Set exercise: Give the number of lines holding the string "text", and nothing else.

Material provided:

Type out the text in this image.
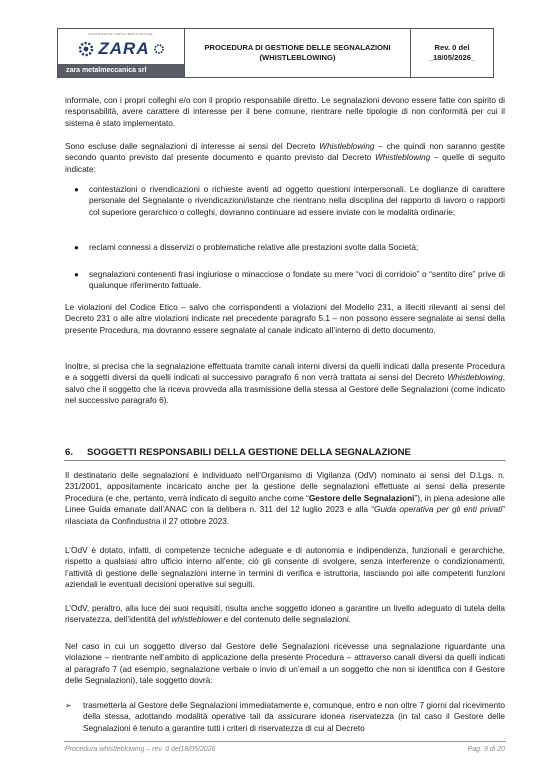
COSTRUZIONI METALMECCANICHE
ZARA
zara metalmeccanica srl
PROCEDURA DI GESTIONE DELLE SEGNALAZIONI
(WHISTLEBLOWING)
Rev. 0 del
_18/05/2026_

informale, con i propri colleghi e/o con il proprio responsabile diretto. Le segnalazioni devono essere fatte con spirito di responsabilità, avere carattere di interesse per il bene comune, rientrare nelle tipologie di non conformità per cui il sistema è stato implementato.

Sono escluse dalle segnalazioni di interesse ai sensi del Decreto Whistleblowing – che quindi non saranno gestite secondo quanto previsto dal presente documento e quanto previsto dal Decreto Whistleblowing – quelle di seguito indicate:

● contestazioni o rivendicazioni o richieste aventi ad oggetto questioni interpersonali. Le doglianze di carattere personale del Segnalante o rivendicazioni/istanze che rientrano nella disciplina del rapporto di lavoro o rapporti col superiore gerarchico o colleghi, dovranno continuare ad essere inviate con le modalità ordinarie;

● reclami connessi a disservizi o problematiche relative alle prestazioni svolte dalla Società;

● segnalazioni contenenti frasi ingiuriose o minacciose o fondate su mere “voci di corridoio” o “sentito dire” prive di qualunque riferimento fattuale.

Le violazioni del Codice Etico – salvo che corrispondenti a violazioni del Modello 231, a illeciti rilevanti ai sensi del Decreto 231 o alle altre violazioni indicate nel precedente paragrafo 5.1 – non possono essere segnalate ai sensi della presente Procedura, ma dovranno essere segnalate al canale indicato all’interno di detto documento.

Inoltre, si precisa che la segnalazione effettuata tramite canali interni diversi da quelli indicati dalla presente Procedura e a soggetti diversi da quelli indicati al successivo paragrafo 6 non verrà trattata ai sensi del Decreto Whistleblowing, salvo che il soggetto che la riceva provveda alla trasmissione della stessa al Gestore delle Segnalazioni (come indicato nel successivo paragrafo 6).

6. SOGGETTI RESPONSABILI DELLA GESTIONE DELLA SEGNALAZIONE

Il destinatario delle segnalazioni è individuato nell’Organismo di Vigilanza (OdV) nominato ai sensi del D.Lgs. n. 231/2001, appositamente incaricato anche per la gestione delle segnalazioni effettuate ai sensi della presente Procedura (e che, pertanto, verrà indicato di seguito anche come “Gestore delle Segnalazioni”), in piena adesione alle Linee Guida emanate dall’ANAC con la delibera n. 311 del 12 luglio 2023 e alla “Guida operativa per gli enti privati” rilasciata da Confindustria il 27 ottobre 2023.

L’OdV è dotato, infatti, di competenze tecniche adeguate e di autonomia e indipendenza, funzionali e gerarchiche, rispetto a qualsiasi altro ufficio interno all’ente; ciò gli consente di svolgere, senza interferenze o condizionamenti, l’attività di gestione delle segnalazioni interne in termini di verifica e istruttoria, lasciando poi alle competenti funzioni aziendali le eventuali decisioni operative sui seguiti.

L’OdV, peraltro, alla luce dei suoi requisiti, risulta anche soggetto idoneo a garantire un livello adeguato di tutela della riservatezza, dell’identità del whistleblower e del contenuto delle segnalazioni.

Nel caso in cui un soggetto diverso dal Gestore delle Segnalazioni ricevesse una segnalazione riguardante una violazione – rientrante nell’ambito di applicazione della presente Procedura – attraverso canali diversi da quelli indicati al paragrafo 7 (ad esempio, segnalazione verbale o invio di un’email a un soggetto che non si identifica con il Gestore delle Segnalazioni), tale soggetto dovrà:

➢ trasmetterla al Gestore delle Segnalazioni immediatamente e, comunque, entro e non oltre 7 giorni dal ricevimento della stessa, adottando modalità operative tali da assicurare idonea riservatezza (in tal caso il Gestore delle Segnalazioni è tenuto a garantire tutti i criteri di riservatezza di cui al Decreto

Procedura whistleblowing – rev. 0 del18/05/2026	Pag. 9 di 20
==
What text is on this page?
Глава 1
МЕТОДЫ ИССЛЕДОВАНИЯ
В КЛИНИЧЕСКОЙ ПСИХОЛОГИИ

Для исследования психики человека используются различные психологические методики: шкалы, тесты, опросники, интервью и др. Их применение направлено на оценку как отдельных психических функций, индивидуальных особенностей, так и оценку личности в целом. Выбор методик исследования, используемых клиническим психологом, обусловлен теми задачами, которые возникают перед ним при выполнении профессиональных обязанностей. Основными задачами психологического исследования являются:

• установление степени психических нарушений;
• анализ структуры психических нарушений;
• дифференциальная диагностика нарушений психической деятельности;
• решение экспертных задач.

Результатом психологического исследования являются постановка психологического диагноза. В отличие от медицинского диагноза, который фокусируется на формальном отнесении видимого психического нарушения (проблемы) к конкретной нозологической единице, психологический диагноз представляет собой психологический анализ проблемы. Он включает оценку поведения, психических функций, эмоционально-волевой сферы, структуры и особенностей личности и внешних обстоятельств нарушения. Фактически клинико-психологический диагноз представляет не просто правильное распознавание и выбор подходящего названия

Full response: 2